* **WHAT THIS TASK INVOLVES**
Can you change "woodworking joint bridge" to "joinery bridge" throughout the entries below and reproduce them with nothing else altered?
--- START OF ITEMS ---
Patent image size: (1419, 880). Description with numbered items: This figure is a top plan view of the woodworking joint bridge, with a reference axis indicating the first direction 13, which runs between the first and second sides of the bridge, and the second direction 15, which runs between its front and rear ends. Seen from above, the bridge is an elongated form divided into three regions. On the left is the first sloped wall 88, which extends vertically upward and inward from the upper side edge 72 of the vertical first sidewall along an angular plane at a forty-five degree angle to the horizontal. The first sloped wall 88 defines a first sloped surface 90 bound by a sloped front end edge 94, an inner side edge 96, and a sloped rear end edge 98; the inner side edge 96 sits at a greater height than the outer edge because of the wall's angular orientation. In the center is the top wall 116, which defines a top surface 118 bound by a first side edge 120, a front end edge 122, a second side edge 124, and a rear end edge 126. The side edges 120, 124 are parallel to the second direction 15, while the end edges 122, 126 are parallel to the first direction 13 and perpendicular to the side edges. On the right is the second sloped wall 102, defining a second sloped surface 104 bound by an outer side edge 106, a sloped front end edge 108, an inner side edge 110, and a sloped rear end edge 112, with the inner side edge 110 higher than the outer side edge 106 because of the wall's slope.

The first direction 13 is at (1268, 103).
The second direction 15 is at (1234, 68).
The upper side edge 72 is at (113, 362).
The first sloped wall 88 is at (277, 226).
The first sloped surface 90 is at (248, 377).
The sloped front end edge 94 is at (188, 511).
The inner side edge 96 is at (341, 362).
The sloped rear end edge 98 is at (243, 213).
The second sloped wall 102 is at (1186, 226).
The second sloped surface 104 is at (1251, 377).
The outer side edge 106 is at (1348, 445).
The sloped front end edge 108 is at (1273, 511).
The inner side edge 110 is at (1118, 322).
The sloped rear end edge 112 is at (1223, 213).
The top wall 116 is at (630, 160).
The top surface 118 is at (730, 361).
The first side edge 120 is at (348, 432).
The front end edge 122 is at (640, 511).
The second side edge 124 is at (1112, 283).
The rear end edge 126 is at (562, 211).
--- END OF ITEMS ---
* **WRITTEN REPLY**
Patent image size: (1419, 880). Description with numbered items: This figure is a top plan view of the joinery bridge, with a reference axis indicating the first direction 13, which runs between the first and second sides of the bridge, and the second direction 15, which runs between its front and rear ends. Seen from above, the bridge is an elongated form divided into three regions. On the left is the first sloped wall 88, which extends vertically upward and inward from the upper side edge 72 of the vertical first sidewall along an angular plane at a forty-five degree angle to the horizontal. The first sloped wall 88 defines a first sloped surface 90 bound by a sloped front end edge 94, an inner side edge 96, and a sloped rear end edge 98; the inner side edge 96 sits at a greater height than the outer edge because of the wall's angular orientation. In the center is the top wall 116, which defines a top surface 118 bound by a first side edge 120, a front end edge 122, a second side edge 124, and a rear end edge 126. The side edges 120, 124 are parallel to the second direction 15, while the end edges 122, 126 are parallel to the first direction 13 and perpendicular to the side edges. On the right is the second sloped wall 102, defining a second sloped surface 104 bound by an outer side edge 106, a sloped front end edge 108, an inner side edge 110, and a sloped rear end edge 112, with the inner side edge 110 higher than the outer side edge 106 because of the wall's slope.

The first direction 13 is at (1268, 103).
The second direction 15 is at (1234, 68).
The upper side edge 72 is at (113, 362).
The first sloped wall 88 is at (277, 226).
The first sloped surface 90 is at (248, 377).
The sloped front end edge 94 is at (188, 511).
The inner side edge 96 is at (341, 362).
The sloped rear end edge 98 is at (243, 213).
The second sloped wall 102 is at (1186, 226).
The second sloped surface 104 is at (1251, 377).
The outer side edge 106 is at (1348, 445).
The sloped front end edge 108 is at (1273, 511).
The inner side edge 110 is at (1118, 322).
The sloped rear end edge 112 is at (1223, 213).
The top wall 116 is at (630, 160).
The top surface 118 is at (730, 361).
The first side edge 120 is at (348, 432).
The front end edge 122 is at (640, 511).
The second side edge 124 is at (1112, 283).
The rear end edge 126 is at (562, 211).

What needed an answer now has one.